REQUEST: Reproduce verbatim the material below, starting at the line that contains "Give me the" and stopping after the line that contains "category-label-5-line-2: Ⅱ(5) [1145, 999, 1202, 1034]".

Records drawn from a data source:

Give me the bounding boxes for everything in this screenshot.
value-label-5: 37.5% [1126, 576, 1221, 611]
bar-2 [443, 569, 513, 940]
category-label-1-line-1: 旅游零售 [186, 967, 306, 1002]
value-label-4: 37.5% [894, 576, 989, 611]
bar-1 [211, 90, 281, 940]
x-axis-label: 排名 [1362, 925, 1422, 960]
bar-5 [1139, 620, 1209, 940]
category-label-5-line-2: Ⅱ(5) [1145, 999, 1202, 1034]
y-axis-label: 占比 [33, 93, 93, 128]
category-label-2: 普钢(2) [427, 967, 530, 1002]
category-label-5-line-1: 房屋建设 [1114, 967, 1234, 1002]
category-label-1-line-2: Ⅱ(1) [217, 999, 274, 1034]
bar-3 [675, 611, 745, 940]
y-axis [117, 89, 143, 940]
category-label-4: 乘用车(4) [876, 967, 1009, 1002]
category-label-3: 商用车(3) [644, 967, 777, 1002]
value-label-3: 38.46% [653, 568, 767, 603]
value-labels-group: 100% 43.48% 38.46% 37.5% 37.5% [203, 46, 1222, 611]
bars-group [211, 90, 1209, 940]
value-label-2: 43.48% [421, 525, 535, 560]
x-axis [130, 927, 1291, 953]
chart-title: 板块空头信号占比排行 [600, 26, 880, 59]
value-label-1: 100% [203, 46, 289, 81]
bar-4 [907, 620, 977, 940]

* * *

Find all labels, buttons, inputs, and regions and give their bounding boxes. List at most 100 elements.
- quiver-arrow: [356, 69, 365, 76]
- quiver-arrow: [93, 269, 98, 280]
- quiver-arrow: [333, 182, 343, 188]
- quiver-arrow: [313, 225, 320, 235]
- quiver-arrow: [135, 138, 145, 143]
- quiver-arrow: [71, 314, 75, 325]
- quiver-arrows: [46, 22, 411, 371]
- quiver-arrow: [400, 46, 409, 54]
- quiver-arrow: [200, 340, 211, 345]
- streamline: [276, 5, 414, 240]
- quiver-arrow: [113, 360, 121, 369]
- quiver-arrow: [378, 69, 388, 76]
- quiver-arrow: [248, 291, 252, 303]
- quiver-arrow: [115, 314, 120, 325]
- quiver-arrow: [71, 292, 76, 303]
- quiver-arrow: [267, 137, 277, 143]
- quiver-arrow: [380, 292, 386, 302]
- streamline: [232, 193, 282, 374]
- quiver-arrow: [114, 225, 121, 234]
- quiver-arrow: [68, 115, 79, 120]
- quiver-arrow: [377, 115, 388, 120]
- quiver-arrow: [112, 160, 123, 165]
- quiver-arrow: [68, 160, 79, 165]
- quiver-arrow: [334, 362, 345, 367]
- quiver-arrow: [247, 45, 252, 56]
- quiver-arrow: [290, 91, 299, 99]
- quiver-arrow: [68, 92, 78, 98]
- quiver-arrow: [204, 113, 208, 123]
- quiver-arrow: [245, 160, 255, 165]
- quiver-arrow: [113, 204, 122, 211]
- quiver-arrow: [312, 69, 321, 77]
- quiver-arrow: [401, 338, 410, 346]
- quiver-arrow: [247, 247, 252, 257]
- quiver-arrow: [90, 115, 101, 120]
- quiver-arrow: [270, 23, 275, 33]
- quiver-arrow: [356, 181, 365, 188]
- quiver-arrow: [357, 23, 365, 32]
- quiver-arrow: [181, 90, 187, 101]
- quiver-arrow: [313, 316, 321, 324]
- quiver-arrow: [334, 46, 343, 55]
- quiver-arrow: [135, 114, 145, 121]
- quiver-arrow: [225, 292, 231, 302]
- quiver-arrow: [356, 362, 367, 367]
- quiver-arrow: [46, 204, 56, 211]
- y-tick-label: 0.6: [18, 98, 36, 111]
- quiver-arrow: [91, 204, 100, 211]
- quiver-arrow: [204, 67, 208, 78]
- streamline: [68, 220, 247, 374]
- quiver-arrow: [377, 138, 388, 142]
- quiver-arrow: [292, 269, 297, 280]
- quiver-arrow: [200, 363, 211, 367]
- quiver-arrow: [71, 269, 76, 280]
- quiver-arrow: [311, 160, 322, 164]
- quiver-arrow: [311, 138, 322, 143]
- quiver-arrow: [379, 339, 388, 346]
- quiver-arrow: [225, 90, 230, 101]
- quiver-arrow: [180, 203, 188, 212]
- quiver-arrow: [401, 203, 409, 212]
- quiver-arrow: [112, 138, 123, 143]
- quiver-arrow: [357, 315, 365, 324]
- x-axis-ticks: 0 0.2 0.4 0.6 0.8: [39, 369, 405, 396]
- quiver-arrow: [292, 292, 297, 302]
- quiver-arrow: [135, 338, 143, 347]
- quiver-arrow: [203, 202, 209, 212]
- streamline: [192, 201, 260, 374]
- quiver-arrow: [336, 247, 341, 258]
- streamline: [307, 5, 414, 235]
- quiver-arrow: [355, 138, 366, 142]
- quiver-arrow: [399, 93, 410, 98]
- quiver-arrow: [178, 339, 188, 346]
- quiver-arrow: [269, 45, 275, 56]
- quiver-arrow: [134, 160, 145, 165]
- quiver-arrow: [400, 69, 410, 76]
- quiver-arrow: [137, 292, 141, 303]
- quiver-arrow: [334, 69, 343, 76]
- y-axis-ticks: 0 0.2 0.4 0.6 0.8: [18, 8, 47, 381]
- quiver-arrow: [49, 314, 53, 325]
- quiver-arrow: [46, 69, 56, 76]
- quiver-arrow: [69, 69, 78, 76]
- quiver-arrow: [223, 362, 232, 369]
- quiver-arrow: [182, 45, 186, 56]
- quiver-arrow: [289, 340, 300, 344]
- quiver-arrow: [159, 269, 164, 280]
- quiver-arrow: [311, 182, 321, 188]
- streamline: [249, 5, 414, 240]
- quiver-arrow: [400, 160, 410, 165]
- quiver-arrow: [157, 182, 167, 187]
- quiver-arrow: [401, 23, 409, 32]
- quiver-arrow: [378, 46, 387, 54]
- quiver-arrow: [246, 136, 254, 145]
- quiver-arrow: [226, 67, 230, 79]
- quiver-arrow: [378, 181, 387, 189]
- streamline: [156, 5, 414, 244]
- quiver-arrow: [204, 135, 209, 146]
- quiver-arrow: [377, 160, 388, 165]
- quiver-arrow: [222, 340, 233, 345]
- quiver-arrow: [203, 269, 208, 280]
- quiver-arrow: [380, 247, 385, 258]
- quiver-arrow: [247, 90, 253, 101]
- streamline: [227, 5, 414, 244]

WRITTEN RESPONSE:
Give me the bounding boxes for everything in this screenshot.
value-label-5: 37.5% [1126, 576, 1221, 611]
bar-2 [443, 569, 513, 940]
category-label-1-line-1: 旅游零售 [186, 967, 306, 1002]
value-label-4: 37.5% [894, 576, 989, 611]
bar-1 [211, 90, 281, 940]
x-axis-label: 排名 [1362, 925, 1422, 960]
bar-5 [1139, 620, 1209, 940]
category-label-5-line-2: Ⅱ(5) [1145, 999, 1202, 1034]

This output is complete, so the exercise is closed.